↓↓↓

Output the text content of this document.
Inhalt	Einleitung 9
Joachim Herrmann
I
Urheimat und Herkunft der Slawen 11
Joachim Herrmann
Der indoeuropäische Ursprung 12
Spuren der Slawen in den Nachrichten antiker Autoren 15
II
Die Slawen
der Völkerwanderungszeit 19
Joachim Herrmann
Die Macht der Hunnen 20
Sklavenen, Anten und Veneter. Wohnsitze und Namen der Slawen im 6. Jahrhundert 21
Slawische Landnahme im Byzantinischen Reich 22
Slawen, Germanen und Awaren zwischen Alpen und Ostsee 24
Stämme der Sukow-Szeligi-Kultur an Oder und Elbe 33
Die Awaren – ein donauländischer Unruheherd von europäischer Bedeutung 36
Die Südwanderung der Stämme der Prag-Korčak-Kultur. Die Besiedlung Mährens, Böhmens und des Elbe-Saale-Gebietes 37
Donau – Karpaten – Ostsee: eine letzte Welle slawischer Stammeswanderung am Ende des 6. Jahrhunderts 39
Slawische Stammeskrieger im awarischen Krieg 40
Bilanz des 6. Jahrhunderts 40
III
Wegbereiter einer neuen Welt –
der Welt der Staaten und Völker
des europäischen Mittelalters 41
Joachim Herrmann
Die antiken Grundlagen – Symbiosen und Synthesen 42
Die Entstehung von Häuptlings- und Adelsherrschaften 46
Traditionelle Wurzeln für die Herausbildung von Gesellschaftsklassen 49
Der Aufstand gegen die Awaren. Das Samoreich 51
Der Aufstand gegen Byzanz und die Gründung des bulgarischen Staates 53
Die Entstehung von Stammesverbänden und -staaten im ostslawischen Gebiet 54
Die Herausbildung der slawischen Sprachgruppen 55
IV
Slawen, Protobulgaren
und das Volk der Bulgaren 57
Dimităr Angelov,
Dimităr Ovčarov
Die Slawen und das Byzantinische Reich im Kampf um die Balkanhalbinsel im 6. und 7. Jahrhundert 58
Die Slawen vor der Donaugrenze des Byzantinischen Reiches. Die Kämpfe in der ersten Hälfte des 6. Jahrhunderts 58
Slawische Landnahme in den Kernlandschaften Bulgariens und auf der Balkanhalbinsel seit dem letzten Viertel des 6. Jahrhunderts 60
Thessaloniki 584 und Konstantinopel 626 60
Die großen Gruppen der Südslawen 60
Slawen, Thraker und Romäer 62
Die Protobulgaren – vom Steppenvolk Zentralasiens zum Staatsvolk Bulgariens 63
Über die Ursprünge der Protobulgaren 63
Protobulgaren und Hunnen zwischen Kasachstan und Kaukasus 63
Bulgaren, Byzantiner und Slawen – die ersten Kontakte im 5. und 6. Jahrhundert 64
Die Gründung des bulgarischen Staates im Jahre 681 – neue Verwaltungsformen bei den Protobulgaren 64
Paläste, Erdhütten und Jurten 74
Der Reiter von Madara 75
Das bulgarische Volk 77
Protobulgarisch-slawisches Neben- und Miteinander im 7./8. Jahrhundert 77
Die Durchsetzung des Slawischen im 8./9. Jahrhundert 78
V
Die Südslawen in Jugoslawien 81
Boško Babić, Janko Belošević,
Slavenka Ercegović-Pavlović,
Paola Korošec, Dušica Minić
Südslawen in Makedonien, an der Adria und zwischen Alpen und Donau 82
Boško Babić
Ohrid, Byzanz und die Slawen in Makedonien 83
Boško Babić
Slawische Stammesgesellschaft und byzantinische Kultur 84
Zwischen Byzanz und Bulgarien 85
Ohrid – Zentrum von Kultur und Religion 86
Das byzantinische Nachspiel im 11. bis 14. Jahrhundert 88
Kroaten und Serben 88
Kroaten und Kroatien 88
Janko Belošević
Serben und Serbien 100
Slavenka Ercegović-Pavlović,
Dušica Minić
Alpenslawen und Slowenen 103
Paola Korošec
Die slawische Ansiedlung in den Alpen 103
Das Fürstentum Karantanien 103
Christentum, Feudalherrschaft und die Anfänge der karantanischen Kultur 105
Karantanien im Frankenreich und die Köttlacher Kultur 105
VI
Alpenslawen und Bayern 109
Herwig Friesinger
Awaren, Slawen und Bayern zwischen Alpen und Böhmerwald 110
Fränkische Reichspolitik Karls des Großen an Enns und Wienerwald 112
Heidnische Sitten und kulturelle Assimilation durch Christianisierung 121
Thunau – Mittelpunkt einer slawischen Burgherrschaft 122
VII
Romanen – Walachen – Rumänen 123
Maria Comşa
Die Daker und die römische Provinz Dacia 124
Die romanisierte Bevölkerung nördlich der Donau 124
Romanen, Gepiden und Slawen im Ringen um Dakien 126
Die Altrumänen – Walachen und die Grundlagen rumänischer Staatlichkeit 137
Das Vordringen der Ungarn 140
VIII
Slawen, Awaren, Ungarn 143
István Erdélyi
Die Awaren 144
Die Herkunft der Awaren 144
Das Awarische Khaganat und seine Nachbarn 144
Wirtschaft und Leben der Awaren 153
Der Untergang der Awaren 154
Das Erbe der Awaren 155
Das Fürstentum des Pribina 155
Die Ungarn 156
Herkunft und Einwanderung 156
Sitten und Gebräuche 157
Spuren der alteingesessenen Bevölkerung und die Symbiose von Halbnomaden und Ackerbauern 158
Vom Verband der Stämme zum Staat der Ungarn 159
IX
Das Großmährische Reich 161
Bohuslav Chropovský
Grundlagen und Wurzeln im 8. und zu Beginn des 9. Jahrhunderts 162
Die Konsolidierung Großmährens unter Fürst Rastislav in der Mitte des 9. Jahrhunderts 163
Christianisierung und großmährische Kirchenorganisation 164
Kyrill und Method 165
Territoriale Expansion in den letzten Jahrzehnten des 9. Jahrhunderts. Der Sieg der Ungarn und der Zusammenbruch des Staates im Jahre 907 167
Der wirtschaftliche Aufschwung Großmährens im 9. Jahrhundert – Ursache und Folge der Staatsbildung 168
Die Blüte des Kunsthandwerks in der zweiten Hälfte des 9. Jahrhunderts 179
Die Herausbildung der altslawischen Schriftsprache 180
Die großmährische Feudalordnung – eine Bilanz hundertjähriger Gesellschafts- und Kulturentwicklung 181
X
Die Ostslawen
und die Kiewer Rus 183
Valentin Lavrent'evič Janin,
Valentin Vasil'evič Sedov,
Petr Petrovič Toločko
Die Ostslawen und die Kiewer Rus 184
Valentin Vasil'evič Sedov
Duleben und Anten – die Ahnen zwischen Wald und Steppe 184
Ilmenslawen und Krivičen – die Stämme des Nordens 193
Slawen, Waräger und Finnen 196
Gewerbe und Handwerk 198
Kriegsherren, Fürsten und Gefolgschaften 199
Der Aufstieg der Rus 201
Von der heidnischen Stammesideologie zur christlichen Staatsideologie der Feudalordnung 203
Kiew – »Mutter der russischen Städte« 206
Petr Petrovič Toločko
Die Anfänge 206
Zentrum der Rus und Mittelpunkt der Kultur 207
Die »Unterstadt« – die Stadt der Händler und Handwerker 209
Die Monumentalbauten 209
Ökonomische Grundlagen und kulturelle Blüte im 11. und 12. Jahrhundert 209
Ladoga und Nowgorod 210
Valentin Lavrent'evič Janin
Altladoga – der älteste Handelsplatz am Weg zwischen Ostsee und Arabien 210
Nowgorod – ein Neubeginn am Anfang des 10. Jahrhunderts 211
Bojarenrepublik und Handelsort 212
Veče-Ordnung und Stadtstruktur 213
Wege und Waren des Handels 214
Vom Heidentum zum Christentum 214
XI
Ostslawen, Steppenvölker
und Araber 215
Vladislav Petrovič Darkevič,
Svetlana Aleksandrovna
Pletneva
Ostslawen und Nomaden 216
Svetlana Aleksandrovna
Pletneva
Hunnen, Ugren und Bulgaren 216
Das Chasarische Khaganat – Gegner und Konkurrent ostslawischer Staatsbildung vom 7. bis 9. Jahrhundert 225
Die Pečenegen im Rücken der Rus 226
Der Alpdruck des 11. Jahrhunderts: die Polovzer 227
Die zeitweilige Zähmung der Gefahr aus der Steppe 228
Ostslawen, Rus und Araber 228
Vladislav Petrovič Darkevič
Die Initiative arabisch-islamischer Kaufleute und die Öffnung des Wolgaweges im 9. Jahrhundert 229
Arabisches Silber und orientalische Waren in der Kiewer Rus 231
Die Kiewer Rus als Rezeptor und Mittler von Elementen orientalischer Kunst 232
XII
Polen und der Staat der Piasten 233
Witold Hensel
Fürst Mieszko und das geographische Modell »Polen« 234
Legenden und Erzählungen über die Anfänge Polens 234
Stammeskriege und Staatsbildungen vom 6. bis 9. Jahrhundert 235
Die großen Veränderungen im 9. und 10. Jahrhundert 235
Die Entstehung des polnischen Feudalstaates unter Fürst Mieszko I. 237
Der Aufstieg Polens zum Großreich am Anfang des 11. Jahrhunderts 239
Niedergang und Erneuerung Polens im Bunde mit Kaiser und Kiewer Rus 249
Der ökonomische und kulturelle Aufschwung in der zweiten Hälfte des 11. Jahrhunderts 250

↑↑↑

STATED TASK: Read the data above and pull out each line that holds the string "Ohrid".

WRITTEN ANSWER:
Ohrid, Byzanz und die Slawen in Makedonien 83
Ohrid – Zentrum von Kultur und Religion 86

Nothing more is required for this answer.